**REQUIREMENTS**
Word for word, give the material below again, minus any images.

**EXTRACTED RECORDS**
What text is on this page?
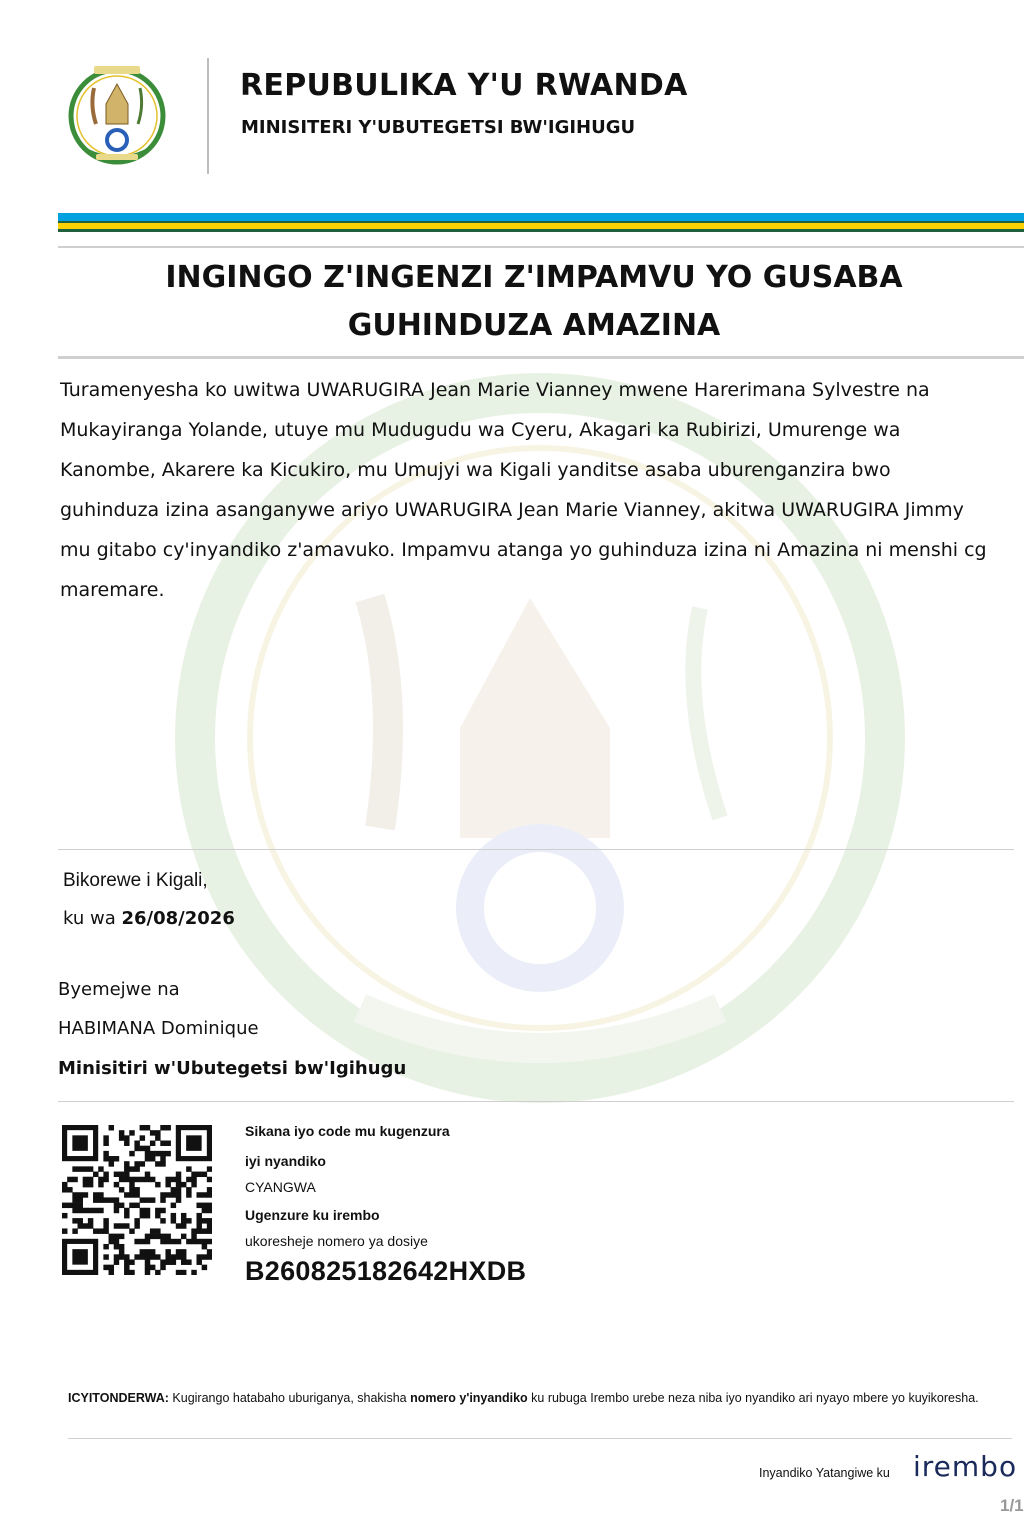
REPUBULIKA Y'U RWANDA
MINISITERI Y'UBUTEGETSI BW'IGIHUGU
INGINGO Z'INGENZI Z'IMPAMVU YO GUSABA GUHINDUZA AMAZINA
Turamenyesha ko uwitwa UWARUGIRA Jean Marie Vianney mwene Harerimana Sylvestre na Mukayiranga Yolande, utuye mu Mudugudu wa Cyeru, Akagari ka Rubirizi, Umurenge wa Kanombe, Akarere ka Kicukiro, mu Umujyi wa Kigali yanditse asaba uburenganzira bwo guhinduza izina asanganywe ariyo UWARUGIRA Jean Marie Vianney, akitwa UWARUGIRA Jimmy mu gitabo cy'inyandiko z'amavuko. Impamvu atanga yo guhinduza izina ni Amazina ni menshi cg maremare.
Bikorewe i Kigali,
ku wa 26/08/2026
Byemejwe na
HABIMANA Dominique
Minisitiri w'Ubutegetsi bw'Igihugu
Sikana iyo code mu kugenzura
iyi nyandiko
CYANGWA
Ugenzure ku irembo
ukoresheje nomero ya dosiye
B260825182642HXDB
ICYITONDERWA: Kugirango hatabaho uburiganya, shakisha nomero y'inyandiko ku rubuga Irembo urebe neza niba iyo nyandiko ari nyayo mbere yo kuyikoresha.
Inyandiko Yatangiwe ku irembo
1/1
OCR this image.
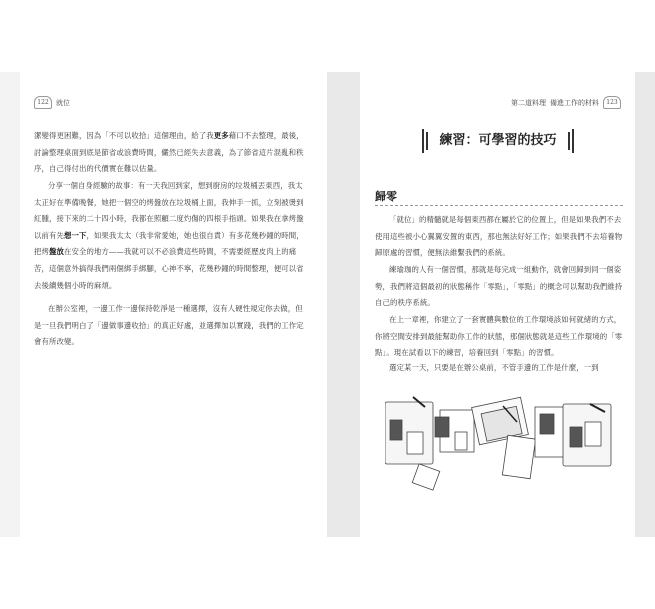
122	就位
潔變得更困難，因為「不可以收拾」這個理由，給了我更多藉口不去整理，最後，討論整理桌面到底是節省或浪費時間，儼然已經失去意義，為了節省這片混亂和秩序，自己得付出的代價實在難以估量。
分享一個自身經驗的故事：有一天我回到家，想到廚房的垃圾桶丟東西，我太太正好在準備晚餐，她把一個空的烤盤放在垃圾桶上面，我伸手一抓，立刻被燙到紅腫，接下來的二十四小時，我都在照顧二度灼傷的四根手指頭。如果我在拿烤盤以前有先想一下，如果我太太（我非常愛她，她也很自責）有多花幾秒鐘的時間，把烤盤放在安全的地方——我就可以不必浪費這些時間，不需要經歷皮肉上的痛苦，這個意外搞得我們兩個綁手綁腳，心神不寧，花幾秒鐘的時間整理，便可以省去後續幾個小時的麻煩。
在辦公室裡，一邊工作一邊保持乾淨是一種選擇，沒有人硬性規定你去做，但是一旦我們明白了「邊做事邊收拾」的真正好處，並選擇加以實踐，我們的工作定會有所改變。
第二道料理 備進工作的材料	123
練習：可學習的技巧
歸零
「就位」的精髓就是每個東西都在屬於它的位置上，但是如果我們不去使用這些被小心翼翼安置的東西，那也無法好好工作；如果我們不去培養物歸原處的習慣，便無法維繫我們的系統。
練瑜珈的人有一個習慣，那就是每完成一組動作，就會回歸到同一個姿勢，我們將這個最初的狀態稱作「零點」，「零點」的概念可以幫助我們維持自己的秩序系統。
在上一章裡，你建立了一套實體與數位的工作環境該如何就緒的方式，你將空間安排到最能幫助你工作的狀態，那個狀態就是這些工作環境的「零點」。現在試看以下的練習，培養回到「零點」的習慣。
選定某一天，只要是在辦公桌前，不管手邊的工作是什麼，一到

**THE REPLY**
What text is on this page?
REPUBULIKA Y'U RWANDA
MINISITERI Y'UBUTEGETSI BW'IGIHUGU
INGINGO Z'INGENZI Z'IMPAMVU YO GUSABA GUHINDUZA AMAZINA
Turamenyesha ko uwitwa UWARUGIRA Jean Marie Vianney mwene Harerimana Sylvestre na Mukayiranga Yolande, utuye mu Mudugudu wa Cyeru, Akagari ka Rubirizi, Umurenge wa Kanombe, Akarere ka Kicukiro, mu Umujyi wa Kigali yanditse asaba uburenganzira bwo guhinduza izina asanganywe ariyo UWARUGIRA Jean Marie Vianney, akitwa UWARUGIRA Jimmy mu gitabo cy'inyandiko z'amavuko. Impamvu atanga yo guhinduza izina ni Amazina ni menshi cg maremare.
Bikorewe i Kigali,
ku wa 26/08/2026
Byemejwe na
HABIMANA Dominique
Minisitiri w'Ubutegetsi bw'Igihugu
Sikana iyo code mu kugenzura
iyi nyandiko
CYANGWA
Ugenzure ku irembo
ukoresheje nomero ya dosiye
B260825182642HXDB
ICYITONDERWA: Kugirango hatabaho uburiganya, shakisha nomero y'inyandiko ku rubuga Irembo urebe neza niba iyo nyandiko ari nyayo mbere yo kuyikoresha.
Inyandiko Yatangiwe ku irembo
1/1
OCR this image.
122	就位
潔變得更困難，因為「不可以收拾」這個理由，給了我更多藉口不去整理，最後，討論整理桌面到底是節省或浪費時間，儼然已經失去意義，為了節省這片混亂和秩序，自己得付出的代價實在難以估量。
分享一個自身經驗的故事：有一天我回到家，想到廚房的垃圾桶丟東西，我太太正好在準備晚餐，她把一個空的烤盤放在垃圾桶上面，我伸手一抓，立刻被燙到紅腫，接下來的二十四小時，我都在照顧二度灼傷的四根手指頭。如果我在拿烤盤以前有先想一下，如果我太太（我非常愛她，她也很自責）有多花幾秒鐘的時間，把烤盤放在安全的地方——我就可以不必浪費這些時間，不需要經歷皮肉上的痛苦，這個意外搞得我們兩個綁手綁腳，心神不寧，花幾秒鐘的時間整理，便可以省去後續幾個小時的麻煩。
在辦公室裡，一邊工作一邊保持乾淨是一種選擇，沒有人硬性規定你去做，但是一旦我們明白了「邊做事邊收拾」的真正好處，並選擇加以實踐，我們的工作定會有所改變。
第二道料理 備進工作的材料	123
練習：可學習的技巧
歸零
「就位」的精髓就是每個東西都在屬於它的位置上，但是如果我們不去使用這些被小心翼翼安置的東西，那也無法好好工作；如果我們不去培養物歸原處的習慣，便無法維繫我們的系統。
練瑜珈的人有一個習慣，那就是每完成一組動作，就會回歸到同一個姿勢，我們將這個最初的狀態稱作「零點」，「零點」的概念可以幫助我們維持自己的秩序系統。
在上一章裡，你建立了一套實體與數位的工作環境該如何就緒的方式，你將空間安排到最能幫助你工作的狀態，那個狀態就是這些工作環境的「零點」。現在試看以下的練習，培養回到「零點」的習慣。
選定某一天，只要是在辦公桌前，不管手邊的工作是什麼，一到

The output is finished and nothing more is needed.